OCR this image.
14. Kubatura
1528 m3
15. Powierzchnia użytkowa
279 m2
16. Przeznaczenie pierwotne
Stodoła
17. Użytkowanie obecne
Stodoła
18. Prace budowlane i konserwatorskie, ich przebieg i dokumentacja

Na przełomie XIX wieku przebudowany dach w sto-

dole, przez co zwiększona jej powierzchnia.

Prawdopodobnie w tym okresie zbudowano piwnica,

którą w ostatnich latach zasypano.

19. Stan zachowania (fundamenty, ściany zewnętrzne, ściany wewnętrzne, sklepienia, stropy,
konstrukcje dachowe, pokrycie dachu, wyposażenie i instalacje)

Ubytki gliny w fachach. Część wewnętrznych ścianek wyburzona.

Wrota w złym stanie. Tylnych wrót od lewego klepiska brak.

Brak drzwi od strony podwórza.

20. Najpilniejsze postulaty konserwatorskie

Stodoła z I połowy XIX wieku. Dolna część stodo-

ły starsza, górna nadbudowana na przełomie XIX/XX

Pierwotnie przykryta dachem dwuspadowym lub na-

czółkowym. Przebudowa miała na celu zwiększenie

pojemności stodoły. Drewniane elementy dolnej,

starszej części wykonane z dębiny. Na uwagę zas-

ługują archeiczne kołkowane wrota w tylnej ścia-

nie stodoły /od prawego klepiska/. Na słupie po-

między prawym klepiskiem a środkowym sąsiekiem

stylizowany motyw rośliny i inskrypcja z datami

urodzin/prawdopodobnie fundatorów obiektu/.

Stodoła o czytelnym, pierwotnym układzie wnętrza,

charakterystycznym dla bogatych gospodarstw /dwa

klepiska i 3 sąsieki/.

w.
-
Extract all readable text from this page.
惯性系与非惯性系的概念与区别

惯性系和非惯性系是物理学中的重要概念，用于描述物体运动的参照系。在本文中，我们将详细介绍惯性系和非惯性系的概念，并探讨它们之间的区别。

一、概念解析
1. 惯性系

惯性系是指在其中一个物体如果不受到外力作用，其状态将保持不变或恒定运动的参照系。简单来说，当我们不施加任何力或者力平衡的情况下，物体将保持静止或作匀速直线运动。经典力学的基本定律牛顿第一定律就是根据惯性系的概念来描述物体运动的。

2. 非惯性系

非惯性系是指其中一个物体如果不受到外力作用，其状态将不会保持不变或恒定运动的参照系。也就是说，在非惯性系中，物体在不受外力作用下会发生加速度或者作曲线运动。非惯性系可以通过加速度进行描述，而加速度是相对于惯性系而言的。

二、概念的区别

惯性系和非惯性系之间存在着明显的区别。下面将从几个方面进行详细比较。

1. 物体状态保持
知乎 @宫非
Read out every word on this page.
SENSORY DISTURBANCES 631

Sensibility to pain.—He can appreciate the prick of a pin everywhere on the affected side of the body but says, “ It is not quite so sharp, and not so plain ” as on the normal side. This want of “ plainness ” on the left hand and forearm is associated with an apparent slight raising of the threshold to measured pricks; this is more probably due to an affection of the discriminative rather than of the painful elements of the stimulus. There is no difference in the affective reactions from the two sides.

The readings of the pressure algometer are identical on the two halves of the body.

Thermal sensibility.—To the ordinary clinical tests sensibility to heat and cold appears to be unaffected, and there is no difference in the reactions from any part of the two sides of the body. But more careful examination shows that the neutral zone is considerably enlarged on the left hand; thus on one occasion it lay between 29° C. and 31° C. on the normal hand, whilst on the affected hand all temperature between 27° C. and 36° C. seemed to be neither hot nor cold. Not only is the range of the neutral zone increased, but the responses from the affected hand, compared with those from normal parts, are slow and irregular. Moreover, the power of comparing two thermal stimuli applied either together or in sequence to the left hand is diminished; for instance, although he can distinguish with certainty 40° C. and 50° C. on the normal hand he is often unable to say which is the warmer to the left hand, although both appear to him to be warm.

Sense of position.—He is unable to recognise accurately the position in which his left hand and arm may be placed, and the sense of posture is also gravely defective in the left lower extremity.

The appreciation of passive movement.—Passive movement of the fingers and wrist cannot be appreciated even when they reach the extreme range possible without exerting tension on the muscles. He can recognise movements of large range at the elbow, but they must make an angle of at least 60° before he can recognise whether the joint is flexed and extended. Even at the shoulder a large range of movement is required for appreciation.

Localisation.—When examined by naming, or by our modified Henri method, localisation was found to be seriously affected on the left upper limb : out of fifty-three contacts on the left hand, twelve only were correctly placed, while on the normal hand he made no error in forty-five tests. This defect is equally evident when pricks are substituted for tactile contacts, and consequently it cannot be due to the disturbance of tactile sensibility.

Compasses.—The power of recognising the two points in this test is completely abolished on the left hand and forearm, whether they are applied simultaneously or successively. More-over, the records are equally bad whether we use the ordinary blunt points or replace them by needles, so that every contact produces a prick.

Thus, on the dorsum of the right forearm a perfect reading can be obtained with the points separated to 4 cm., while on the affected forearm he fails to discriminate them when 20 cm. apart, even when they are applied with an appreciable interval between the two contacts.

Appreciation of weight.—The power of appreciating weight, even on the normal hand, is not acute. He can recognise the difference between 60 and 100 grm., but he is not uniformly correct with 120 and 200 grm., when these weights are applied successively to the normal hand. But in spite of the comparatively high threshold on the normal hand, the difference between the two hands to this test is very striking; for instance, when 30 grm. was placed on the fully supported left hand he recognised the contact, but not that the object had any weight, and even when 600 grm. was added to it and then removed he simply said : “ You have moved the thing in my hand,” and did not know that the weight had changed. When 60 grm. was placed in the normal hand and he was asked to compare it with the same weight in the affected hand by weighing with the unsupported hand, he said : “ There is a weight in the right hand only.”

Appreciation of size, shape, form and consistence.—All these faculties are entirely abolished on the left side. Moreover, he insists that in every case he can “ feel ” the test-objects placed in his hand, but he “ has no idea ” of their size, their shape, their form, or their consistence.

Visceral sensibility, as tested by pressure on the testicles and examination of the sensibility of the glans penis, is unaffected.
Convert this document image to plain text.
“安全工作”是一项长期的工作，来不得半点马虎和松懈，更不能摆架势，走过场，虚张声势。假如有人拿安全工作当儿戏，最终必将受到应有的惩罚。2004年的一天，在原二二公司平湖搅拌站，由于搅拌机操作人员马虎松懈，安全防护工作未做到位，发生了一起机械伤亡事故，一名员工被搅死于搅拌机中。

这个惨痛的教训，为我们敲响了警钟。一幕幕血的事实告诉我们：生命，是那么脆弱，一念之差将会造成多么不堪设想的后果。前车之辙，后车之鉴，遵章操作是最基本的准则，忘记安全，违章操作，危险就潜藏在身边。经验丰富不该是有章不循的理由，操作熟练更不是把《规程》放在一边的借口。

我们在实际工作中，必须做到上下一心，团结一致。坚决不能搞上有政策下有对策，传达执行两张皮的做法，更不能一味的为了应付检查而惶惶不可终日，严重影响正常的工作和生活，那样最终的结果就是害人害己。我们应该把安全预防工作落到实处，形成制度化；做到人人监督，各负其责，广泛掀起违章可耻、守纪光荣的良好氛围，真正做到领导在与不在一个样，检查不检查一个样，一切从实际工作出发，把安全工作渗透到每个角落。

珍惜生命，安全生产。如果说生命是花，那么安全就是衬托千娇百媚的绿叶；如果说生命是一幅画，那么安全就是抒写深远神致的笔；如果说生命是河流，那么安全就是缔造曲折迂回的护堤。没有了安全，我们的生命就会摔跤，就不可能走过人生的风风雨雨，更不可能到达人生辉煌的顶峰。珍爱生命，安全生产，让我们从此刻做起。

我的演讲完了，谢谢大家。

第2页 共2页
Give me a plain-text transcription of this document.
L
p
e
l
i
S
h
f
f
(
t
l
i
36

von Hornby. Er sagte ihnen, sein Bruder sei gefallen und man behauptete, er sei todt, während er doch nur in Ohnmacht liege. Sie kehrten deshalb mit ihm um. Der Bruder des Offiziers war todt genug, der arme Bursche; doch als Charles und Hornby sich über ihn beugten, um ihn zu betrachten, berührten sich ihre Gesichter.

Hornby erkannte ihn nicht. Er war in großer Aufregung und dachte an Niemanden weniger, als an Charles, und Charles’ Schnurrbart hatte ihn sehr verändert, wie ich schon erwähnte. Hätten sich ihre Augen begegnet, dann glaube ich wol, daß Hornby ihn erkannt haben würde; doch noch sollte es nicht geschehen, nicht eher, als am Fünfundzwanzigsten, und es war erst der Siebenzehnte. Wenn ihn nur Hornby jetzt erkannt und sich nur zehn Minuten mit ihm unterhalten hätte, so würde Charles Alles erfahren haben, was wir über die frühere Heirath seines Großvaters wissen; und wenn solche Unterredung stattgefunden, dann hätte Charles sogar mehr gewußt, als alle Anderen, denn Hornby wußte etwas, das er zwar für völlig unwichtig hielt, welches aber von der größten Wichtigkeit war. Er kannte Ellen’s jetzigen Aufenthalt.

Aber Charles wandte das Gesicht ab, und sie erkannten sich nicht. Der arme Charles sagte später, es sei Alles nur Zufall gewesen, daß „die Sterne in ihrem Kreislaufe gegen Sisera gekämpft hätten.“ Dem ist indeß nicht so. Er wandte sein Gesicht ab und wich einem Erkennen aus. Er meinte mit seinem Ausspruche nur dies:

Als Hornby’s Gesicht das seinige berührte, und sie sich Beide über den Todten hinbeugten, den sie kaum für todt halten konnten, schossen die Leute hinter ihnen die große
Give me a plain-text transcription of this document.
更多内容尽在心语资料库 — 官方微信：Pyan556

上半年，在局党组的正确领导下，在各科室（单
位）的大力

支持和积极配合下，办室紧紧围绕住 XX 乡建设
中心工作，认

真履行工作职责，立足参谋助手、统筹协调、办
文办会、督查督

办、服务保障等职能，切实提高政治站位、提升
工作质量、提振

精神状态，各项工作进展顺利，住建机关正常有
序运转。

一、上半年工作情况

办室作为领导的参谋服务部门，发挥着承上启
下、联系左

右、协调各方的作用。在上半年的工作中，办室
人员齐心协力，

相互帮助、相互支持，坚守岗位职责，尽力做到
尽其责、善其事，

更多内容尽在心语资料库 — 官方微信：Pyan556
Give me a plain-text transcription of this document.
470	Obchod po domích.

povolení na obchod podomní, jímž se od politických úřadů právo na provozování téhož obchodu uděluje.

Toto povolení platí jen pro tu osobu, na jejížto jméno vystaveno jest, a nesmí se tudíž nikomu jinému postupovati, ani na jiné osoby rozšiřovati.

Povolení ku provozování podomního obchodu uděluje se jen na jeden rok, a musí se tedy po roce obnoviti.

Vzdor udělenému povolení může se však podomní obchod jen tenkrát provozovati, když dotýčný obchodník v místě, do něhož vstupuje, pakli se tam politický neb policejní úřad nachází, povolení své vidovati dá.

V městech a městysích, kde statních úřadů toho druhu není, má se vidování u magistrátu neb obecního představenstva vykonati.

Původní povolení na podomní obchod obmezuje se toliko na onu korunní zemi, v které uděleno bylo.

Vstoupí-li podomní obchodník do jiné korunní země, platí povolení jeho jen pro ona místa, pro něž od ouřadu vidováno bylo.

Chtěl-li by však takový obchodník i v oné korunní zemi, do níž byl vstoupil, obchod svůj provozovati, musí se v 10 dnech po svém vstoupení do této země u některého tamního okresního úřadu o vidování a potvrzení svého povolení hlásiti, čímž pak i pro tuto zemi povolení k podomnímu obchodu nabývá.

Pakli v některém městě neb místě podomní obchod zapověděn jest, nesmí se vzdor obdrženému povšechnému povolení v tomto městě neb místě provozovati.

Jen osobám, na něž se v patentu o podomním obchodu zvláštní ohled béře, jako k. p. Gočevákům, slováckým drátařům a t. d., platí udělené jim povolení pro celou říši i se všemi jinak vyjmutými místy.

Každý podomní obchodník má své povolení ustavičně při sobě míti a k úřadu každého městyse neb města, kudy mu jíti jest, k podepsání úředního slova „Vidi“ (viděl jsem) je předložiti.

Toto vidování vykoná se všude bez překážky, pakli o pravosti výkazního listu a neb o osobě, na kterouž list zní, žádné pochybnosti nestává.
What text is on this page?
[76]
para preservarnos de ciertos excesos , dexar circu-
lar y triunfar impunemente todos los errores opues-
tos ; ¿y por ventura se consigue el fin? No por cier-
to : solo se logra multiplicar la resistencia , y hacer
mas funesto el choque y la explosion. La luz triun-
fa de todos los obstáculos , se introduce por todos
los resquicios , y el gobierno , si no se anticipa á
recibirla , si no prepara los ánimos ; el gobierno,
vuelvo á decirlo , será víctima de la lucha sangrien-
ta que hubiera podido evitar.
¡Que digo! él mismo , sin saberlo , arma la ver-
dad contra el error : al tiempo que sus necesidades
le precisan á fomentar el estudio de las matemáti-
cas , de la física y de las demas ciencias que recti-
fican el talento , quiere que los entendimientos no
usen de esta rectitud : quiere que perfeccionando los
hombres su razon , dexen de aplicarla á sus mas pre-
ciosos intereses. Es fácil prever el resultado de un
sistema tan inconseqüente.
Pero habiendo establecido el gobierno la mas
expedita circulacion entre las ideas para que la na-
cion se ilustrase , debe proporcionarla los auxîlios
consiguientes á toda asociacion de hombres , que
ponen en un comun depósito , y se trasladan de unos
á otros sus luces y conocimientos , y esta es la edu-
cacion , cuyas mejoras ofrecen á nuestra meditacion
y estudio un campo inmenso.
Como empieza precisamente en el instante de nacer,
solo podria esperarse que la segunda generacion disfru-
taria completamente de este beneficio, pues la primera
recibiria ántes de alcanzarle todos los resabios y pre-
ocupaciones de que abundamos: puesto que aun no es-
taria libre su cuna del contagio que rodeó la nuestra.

--------------------------------

**DIRECTION:** Find the line that contains "What text is on this page?". Repeat it and every line after it, exactly as written, up to and including the last line of the records above.

**REPLY:**
What text is on this page?
[76]
para preservarnos de ciertos excesos , dexar circu-
lar y triunfar impunemente todos los errores opues-
tos ; ¿y por ventura se consigue el fin? No por cier-
to : solo se logra multiplicar la resistencia , y hacer
mas funesto el choque y la explosion. La luz triun-
fa de todos los obstáculos , se introduce por todos
los resquicios , y el gobierno , si no se anticipa á
recibirla , si no prepara los ánimos ; el gobierno,
vuelvo á decirlo , será víctima de la lucha sangrien-
ta que hubiera podido evitar.
¡Que digo! él mismo , sin saberlo , arma la ver-
dad contra el error : al tiempo que sus necesidades
le precisan á fomentar el estudio de las matemáti-
cas , de la física y de las demas ciencias que recti-
fican el talento , quiere que los entendimientos no
usen de esta rectitud : quiere que perfeccionando los
hombres su razon , dexen de aplicarla á sus mas pre-
ciosos intereses. Es fácil prever el resultado de un
sistema tan inconseqüente.
Pero habiendo establecido el gobierno la mas
expedita circulacion entre las ideas para que la na-
cion se ilustrase , debe proporcionarla los auxîlios
consiguientes á toda asociacion de hombres , que
ponen en un comun depósito , y se trasladan de unos
á otros sus luces y conocimientos , y esta es la edu-
cacion , cuyas mejoras ofrecen á nuestra meditacion
y estudio un campo inmenso.
Como empieza precisamente en el instante de nacer,
solo podria esperarse que la segunda generacion disfru-
taria completamente de este beneficio, pues la primera
recibiria ántes de alcanzarle todos los resabios y pre-
ocupaciones de que abundamos: puesto que aun no es-
taria libre su cuna del contagio que rodeó la nuestra.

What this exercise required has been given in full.